Data records:

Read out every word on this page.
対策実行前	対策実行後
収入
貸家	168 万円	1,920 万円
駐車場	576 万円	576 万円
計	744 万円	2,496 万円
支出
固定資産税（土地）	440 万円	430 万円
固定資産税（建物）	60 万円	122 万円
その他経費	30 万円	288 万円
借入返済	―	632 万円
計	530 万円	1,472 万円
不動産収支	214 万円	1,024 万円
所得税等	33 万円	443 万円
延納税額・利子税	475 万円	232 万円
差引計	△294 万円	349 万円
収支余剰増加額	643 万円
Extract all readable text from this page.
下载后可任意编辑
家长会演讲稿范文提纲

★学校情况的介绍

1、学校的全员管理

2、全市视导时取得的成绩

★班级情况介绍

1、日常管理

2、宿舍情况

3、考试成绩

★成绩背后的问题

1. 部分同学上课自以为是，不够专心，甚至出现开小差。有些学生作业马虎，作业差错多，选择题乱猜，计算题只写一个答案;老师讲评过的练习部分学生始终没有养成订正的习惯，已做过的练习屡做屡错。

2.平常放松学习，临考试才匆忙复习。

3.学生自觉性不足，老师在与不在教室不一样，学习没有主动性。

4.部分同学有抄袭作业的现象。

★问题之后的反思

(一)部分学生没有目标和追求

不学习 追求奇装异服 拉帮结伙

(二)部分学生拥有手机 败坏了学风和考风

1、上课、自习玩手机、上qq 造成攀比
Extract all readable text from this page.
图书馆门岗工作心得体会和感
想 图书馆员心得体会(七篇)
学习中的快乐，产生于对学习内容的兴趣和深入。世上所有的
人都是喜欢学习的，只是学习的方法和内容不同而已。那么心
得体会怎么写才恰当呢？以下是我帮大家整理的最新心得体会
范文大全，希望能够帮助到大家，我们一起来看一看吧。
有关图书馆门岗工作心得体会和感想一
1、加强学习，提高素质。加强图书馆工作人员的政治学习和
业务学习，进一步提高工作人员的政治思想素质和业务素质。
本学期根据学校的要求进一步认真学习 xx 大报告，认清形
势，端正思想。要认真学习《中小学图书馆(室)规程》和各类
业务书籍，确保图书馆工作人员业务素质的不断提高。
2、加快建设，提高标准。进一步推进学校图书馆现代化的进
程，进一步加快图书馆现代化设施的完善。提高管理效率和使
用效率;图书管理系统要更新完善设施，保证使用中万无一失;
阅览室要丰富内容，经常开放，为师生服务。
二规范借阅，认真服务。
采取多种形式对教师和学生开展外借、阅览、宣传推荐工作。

WRITTEN PROBLEM:
Extract the entries above verbatim.

REPLY:
Read out every word on this page.
対策実行前	対策実行後
収入
貸家	168 万円	1,920 万円
駐車場	576 万円	576 万円
計	744 万円	2,496 万円
支出
固定資産税（土地）	440 万円	430 万円
固定資産税（建物）	60 万円	122 万円
その他経費	30 万円	288 万円
借入返済	―	632 万円
計	530 万円	1,472 万円
不動産収支	214 万円	1,024 万円
所得税等	33 万円	443 万円
延納税額・利子税	475 万円	232 万円
差引計	△294 万円	349 万円
収支余剰増加額	643 万円
Extract all readable text from this page.
下载后可任意编辑
家长会演讲稿范文提纲

★学校情况的介绍

1、学校的全员管理

2、全市视导时取得的成绩

★班级情况介绍

1、日常管理

2、宿舍情况

3、考试成绩

★成绩背后的问题

1. 部分同学上课自以为是，不够专心，甚至出现开小差。有些学生作业马虎，作业差错多，选择题乱猜，计算题只写一个答案;老师讲评过的练习部分学生始终没有养成订正的习惯，已做过的练习屡做屡错。

2.平常放松学习，临考试才匆忙复习。

3.学生自觉性不足，老师在与不在教室不一样，学习没有主动性。

4.部分同学有抄袭作业的现象。

★问题之后的反思

(一)部分学生没有目标和追求

不学习 追求奇装异服 拉帮结伙

(二)部分学生拥有手机 败坏了学风和考风

1、上课、自习玩手机、上qq 造成攀比
Extract all readable text from this page.
图书馆门岗工作心得体会和感
想 图书馆员心得体会(七篇)
学习中的快乐，产生于对学习内容的兴趣和深入。世上所有的
人都是喜欢学习的，只是学习的方法和内容不同而已。那么心
得体会怎么写才恰当呢？以下是我帮大家整理的最新心得体会
范文大全，希望能够帮助到大家，我们一起来看一看吧。
有关图书馆门岗工作心得体会和感想一
1、加强学习，提高素质。加强图书馆工作人员的政治学习和
业务学习，进一步提高工作人员的政治思想素质和业务素质。
本学期根据学校的要求进一步认真学习 xx 大报告，认清形
势，端正思想。要认真学习《中小学图书馆(室)规程》和各类
业务书籍，确保图书馆工作人员业务素质的不断提高。
2、加快建设，提高标准。进一步推进学校图书馆现代化的进
程，进一步加快图书馆现代化设施的完善。提高管理效率和使
用效率;图书管理系统要更新完善设施，保证使用中万无一失;
阅览室要丰富内容，经常开放，为师生服务。
二规范借阅，认真服务。
采取多种形式对教师和学生开展外借、阅览、宣传推荐工作。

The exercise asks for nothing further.